RECORDS FOR THIS TASK.
——

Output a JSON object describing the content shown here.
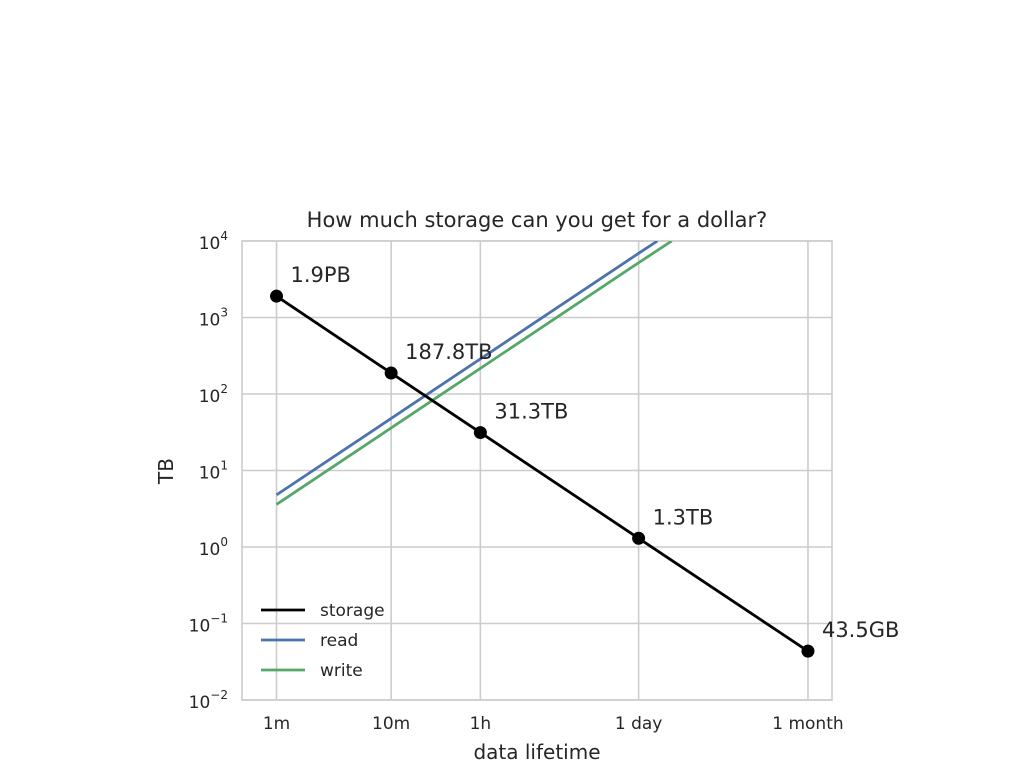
{
  "chart_data": {
    "type": "line",
    "title": "How much storage can you get for a dollar?",
    "xlabel": "data lifetime",
    "ylabel": "TB",
    "x_scale": "log",
    "y_scale": "log",
    "grid": true,
    "legend_placement": "lower-left",
    "x_ticks": [
      {
        "label": "1m",
        "minutes": 1
      },
      {
        "label": "10m",
        "minutes": 10
      },
      {
        "label": "1h",
        "minutes": 60
      },
      {
        "label": "1 day",
        "minutes": 1440
      },
      {
        "label": "1 month",
        "minutes": 43200
      }
    ],
    "x_range_minutes": [
      0.5,
      70000
    ],
    "y_ticks": [
      {
        "base": "10",
        "exp": "−2",
        "value": 0.01
      },
      {
        "base": "10",
        "exp": "−1",
        "value": 0.1
      },
      {
        "base": "10",
        "exp": "0",
        "value": 1
      },
      {
        "base": "10",
        "exp": "1",
        "value": 10
      },
      {
        "base": "10",
        "exp": "2",
        "value": 100
      },
      {
        "base": "10",
        "exp": "3",
        "value": 1000
      },
      {
        "base": "10",
        "exp": "4",
        "value": 10000
      }
    ],
    "y_range": [
      0.01,
      10000
    ],
    "series": [
      {
        "name": "storage",
        "color": "#000000",
        "markers": true,
        "points": [
          {
            "minutes": 1,
            "tb": 1900,
            "label": "1.9PB"
          },
          {
            "minutes": 10,
            "tb": 187.8,
            "label": "187.8TB"
          },
          {
            "minutes": 60,
            "tb": 31.3,
            "label": "31.3TB"
          },
          {
            "minutes": 1440,
            "tb": 1.3,
            "label": "1.3TB"
          },
          {
            "minutes": 43200,
            "tb": 0.0435,
            "label": "43.5GB"
          }
        ]
      },
      {
        "name": "read",
        "color": "#4c72b0",
        "markers": false,
        "points": [
          {
            "minutes": 1,
            "tb": 4.8
          },
          {
            "minutes": 1440,
            "tb": 6900
          },
          {
            "minutes": 2100,
            "tb": 10000
          }
        ]
      },
      {
        "name": "write",
        "color": "#55a868",
        "markers": false,
        "points": [
          {
            "minutes": 1,
            "tb": 3.6
          },
          {
            "minutes": 1440,
            "tb": 5200
          },
          {
            "minutes": 2800,
            "tb": 10000
          }
        ]
      }
    ]
  }
}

——

YOUR GOAL. Copy the records exactly as they appear, excluding images.

SOLUTION FOR THIS TASK.
Output a JSON object describing the content shown here.
{
  "chart_data": {
    "type": "line",
    "title": "How much storage can you get for a dollar?",
    "xlabel": "data lifetime",
    "ylabel": "TB",
    "x_scale": "log",
    "y_scale": "log",
    "grid": true,
    "legend_placement": "lower-left",
    "x_ticks": [
      {
        "label": "1m",
        "minutes": 1
      },
      {
        "label": "10m",
        "minutes": 10
      },
      {
        "label": "1h",
        "minutes": 60
      },
      {
        "label": "1 day",
        "minutes": 1440
      },
      {
        "label": "1 month",
        "minutes": 43200
      }
    ],
    "x_range_minutes": [
      0.5,
      70000
    ],
    "y_ticks": [
      {
        "base": "10",
        "exp": "−2",
        "value": 0.01
      },
      {
        "base": "10",
        "exp": "−1",
        "value": 0.1
      },
      {
        "base": "10",
        "exp": "0",
        "value": 1
      },
      {
        "base": "10",
        "exp": "1",
        "value": 10
      },
      {
        "base": "10",
        "exp": "2",
        "value": 100
      },
      {
        "base": "10",
        "exp": "3",
        "value": 1000
      },
      {
        "base": "10",
        "exp": "4",
        "value": 10000
      }
    ],
    "y_range": [
      0.01,
      10000
    ],
    "series": [
      {
        "name": "storage",
        "color": "#000000",
        "markers": true,
        "points": [
          {
            "minutes": 1,
            "tb": 1900,
            "label": "1.9PB"
          },
          {
            "minutes": 10,
            "tb": 187.8,
            "label": "187.8TB"
          },
          {
            "minutes": 60,
            "tb": 31.3,
            "label": "31.3TB"
          },
          {
            "minutes": 1440,
            "tb": 1.3,
            "label": "1.3TB"
          },
          {
            "minutes": 43200,
            "tb": 0.0435,
            "label": "43.5GB"
          }
        ]
      },
      {
        "name": "read",
        "color": "#4c72b0",
        "markers": false,
        "points": [
          {
            "minutes": 1,
            "tb": 4.8
          },
          {
            "minutes": 1440,
            "tb": 6900
          },
          {
            "minutes": 2100,
            "tb": 10000
          }
        ]
      },
      {
        "name": "write",
        "color": "#55a868",
        "markers": false,
        "points": [
          {
            "minutes": 1,
            "tb": 3.6
          },
          {
            "minutes": 1440,
            "tb": 5200
          },
          {
            "minutes": 2800,
            "tb": 10000
          }
        ]
      }
    ]
  }
}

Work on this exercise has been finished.